What to produce: Filter the entries below, keeping every line that has the word "Luftschlauch".

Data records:

========

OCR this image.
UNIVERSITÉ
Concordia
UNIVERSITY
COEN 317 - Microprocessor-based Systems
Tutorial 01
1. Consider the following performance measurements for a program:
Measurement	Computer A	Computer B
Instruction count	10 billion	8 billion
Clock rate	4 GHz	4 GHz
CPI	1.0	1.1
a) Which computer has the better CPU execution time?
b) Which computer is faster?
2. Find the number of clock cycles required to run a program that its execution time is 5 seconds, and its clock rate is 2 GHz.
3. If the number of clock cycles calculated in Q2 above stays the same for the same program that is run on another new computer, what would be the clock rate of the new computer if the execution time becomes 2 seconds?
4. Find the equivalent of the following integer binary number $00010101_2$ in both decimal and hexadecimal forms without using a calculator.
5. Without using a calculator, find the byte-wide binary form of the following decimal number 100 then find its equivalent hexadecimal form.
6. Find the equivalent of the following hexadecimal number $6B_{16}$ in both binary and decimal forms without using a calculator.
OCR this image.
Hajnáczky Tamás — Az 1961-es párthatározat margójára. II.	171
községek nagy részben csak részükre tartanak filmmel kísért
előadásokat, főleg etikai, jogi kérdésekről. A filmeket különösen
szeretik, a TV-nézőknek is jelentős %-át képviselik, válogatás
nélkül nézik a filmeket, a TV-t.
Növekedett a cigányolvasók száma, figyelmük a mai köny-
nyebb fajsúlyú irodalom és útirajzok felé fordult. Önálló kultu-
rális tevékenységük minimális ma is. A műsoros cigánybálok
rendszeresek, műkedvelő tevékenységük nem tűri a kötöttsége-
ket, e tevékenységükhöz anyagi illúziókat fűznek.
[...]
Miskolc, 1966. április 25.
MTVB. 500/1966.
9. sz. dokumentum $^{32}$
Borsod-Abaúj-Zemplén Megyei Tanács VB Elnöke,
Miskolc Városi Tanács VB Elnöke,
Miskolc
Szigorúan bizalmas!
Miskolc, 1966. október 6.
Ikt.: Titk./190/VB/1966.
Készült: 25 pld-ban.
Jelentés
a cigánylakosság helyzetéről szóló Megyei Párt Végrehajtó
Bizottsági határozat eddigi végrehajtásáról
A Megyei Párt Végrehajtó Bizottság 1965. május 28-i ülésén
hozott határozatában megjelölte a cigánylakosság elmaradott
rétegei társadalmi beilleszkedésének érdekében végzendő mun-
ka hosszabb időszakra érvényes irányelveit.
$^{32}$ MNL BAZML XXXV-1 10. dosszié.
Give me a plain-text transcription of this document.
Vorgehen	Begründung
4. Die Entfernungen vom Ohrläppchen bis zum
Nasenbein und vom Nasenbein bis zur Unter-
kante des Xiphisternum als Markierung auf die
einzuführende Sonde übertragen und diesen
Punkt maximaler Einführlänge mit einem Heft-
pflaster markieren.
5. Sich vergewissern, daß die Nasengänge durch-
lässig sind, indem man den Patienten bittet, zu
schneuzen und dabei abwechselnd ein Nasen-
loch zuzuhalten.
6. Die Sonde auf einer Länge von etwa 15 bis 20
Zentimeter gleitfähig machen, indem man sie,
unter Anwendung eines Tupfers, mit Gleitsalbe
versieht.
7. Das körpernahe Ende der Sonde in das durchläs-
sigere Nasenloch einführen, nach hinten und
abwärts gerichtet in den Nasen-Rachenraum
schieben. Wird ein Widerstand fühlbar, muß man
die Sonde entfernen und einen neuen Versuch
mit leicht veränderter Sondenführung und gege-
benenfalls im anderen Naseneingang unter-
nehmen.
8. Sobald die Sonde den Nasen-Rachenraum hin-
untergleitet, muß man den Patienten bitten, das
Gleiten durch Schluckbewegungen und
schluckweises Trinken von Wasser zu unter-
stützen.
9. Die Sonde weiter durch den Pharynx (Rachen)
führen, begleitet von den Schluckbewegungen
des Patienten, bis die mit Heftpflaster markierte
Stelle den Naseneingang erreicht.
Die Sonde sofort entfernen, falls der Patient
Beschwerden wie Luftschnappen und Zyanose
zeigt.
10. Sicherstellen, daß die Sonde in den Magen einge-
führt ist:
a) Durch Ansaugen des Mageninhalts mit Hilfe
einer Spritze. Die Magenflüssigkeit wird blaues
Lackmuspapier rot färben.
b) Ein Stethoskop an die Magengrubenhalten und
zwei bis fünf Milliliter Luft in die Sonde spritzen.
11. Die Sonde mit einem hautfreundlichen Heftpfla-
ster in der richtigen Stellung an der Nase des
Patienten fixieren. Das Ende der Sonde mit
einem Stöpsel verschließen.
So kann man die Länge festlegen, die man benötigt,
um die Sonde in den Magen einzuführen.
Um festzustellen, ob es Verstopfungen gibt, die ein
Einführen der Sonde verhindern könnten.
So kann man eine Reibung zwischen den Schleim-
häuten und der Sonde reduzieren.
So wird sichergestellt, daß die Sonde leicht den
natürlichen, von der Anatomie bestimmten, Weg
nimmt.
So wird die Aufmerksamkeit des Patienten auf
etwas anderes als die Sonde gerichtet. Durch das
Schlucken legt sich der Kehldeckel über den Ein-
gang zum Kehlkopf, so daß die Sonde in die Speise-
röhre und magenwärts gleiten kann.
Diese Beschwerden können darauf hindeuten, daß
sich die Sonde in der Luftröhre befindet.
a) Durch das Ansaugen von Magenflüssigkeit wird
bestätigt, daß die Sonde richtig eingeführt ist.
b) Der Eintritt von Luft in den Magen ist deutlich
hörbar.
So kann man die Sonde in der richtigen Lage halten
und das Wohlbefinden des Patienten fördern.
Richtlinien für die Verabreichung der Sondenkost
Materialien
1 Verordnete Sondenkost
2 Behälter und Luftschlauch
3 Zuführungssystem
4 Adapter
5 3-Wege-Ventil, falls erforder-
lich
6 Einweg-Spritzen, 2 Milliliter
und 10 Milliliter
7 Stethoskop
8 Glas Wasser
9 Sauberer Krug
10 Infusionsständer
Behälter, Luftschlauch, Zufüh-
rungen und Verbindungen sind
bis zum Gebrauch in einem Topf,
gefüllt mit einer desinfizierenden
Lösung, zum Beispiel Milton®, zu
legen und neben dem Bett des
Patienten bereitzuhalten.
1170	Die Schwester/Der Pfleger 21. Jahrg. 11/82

========

Result of the exercise:
2 Behälter und Luftschlauch
Behälter, Luftschlauch, Zufüh-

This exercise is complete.